Task to complete: Copy out the entries exactly, from the first line to the last.

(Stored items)
===

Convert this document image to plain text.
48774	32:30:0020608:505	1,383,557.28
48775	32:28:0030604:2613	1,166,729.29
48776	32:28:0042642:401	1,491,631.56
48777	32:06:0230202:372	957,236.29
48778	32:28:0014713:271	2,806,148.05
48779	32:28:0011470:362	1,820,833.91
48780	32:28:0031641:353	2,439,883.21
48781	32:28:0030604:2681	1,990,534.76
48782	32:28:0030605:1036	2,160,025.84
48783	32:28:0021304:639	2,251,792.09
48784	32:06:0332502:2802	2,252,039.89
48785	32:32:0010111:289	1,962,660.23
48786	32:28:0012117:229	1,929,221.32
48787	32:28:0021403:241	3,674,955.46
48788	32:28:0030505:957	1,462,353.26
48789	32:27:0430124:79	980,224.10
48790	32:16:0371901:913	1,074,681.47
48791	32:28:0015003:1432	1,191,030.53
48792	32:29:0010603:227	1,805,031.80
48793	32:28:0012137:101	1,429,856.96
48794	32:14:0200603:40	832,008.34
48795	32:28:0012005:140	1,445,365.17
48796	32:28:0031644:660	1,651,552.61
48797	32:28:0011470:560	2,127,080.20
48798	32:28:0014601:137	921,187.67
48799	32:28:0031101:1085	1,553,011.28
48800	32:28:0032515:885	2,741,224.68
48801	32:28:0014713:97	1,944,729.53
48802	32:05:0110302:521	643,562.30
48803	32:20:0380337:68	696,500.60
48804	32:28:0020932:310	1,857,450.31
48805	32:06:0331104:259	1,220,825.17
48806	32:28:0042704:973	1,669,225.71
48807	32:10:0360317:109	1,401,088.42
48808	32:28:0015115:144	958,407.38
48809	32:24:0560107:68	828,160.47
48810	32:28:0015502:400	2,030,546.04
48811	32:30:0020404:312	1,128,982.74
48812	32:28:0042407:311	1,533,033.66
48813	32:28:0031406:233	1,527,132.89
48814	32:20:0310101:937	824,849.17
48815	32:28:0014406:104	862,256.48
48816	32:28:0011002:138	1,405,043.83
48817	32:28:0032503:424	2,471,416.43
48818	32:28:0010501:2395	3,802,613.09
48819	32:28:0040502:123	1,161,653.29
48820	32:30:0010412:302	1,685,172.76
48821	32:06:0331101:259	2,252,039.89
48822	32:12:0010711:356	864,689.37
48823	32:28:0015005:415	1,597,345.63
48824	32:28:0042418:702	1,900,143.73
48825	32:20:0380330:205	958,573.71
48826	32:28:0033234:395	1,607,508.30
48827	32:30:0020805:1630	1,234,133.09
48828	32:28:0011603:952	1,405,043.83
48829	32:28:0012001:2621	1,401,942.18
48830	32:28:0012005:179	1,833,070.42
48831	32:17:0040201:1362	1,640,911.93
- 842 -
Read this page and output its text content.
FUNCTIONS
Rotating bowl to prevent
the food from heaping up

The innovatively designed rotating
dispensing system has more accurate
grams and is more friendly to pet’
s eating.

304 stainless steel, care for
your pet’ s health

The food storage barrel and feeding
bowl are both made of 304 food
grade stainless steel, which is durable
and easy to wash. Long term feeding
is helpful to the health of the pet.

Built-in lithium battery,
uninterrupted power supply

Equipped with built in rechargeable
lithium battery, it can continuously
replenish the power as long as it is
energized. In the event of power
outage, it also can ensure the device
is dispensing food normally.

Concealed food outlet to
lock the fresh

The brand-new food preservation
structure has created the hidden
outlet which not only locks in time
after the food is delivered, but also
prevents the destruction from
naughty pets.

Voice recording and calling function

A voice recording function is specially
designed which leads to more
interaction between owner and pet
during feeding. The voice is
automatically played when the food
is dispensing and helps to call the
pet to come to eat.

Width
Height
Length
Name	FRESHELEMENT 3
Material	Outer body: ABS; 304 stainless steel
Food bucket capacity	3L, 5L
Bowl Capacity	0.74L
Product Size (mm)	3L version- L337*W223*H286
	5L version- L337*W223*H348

===

Reply:
Convert this document image to plain text.
48774	32:30:0020608:505	1,383,557.28
48775	32:28:0030604:2613	1,166,729.29
48776	32:28:0042642:401	1,491,631.56
48777	32:06:0230202:372	957,236.29
48778	32:28:0014713:271	2,806,148.05
48779	32:28:0011470:362	1,820,833.91
48780	32:28:0031641:353	2,439,883.21
48781	32:28:0030604:2681	1,990,534.76
48782	32:28:0030605:1036	2,160,025.84
48783	32:28:0021304:639	2,251,792.09
48784	32:06:0332502:2802	2,252,039.89
48785	32:32:0010111:289	1,962,660.23
48786	32:28:0012117:229	1,929,221.32
48787	32:28:0021403:241	3,674,955.46
48788	32:28:0030505:957	1,462,353.26
48789	32:27:0430124:79	980,224.10
48790	32:16:0371901:913	1,074,681.47
48791	32:28:0015003:1432	1,191,030.53
48792	32:29:0010603:227	1,805,031.80
48793	32:28:0012137:101	1,429,856.96
48794	32:14:0200603:40	832,008.34
48795	32:28:0012005:140	1,445,365.17
48796	32:28:0031644:660	1,651,552.61
48797	32:28:0011470:560	2,127,080.20
48798	32:28:0014601:137	921,187.67
48799	32:28:0031101:1085	1,553,011.28
48800	32:28:0032515:885	2,741,224.68
48801	32:28:0014713:97	1,944,729.53
48802	32:05:0110302:521	643,562.30
48803	32:20:0380337:68	696,500.60
48804	32:28:0020932:310	1,857,450.31
48805	32:06:0331104:259	1,220,825.17
48806	32:28:0042704:973	1,669,225.71
48807	32:10:0360317:109	1,401,088.42
48808	32:28:0015115:144	958,407.38
48809	32:24:0560107:68	828,160.47
48810	32:28:0015502:400	2,030,546.04
48811	32:30:0020404:312	1,128,982.74
48812	32:28:0042407:311	1,533,033.66
48813	32:28:0031406:233	1,527,132.89
48814	32:20:0310101:937	824,849.17
48815	32:28:0014406:104	862,256.48
48816	32:28:0011002:138	1,405,043.83
48817	32:28:0032503:424	2,471,416.43
48818	32:28:0010501:2395	3,802,613.09
48819	32:28:0040502:123	1,161,653.29
48820	32:30:0010412:302	1,685,172.76
48821	32:06:0331101:259	2,252,039.89
48822	32:12:0010711:356	864,689.37
48823	32:28:0015005:415	1,597,345.63
48824	32:28:0042418:702	1,900,143.73
48825	32:20:0380330:205	958,573.71
48826	32:28:0033234:395	1,607,508.30
48827	32:30:0020805:1630	1,234,133.09
48828	32:28:0011603:952	1,405,043.83
48829	32:28:0012001:2621	1,401,942.18
48830	32:28:0012005:179	1,833,070.42
48831	32:17:0040201:1362	1,640,911.93
- 842 -
Read this page and output its text content.
FUNCTIONS
Rotating bowl to prevent
the food from heaping up

The innovatively designed rotating
dispensing system has more accurate
grams and is more friendly to pet’
s eating.

304 stainless steel, care for
your pet’ s health

The food storage barrel and feeding
bowl are both made of 304 food
grade stainless steel, which is durable
and easy to wash. Long term feeding
is helpful to the health of the pet.

Built-in lithium battery,
uninterrupted power supply

Equipped with built in rechargeable
lithium battery, it can continuously
replenish the power as long as it is
energized. In the event of power
outage, it also can ensure the device
is dispensing food normally.

Concealed food outlet to
lock the fresh

The brand-new food preservation
structure has created the hidden
outlet which not only locks in time
after the food is delivered, but also
prevents the destruction from
naughty pets.

Voice recording and calling function

A voice recording function is specially
designed which leads to more
interaction between owner and pet
during feeding. The voice is
automatically played when the food
is dispensing and helps to call the
pet to come to eat.

Width
Height
Length
Name	FRESHELEMENT 3
Material	Outer body: ABS; 304 stainless steel
Food bucket capacity	3L, 5L
Bowl Capacity	0.74L
Product Size (mm)	3L version- L337*W223*H286
	5L version- L337*W223*H348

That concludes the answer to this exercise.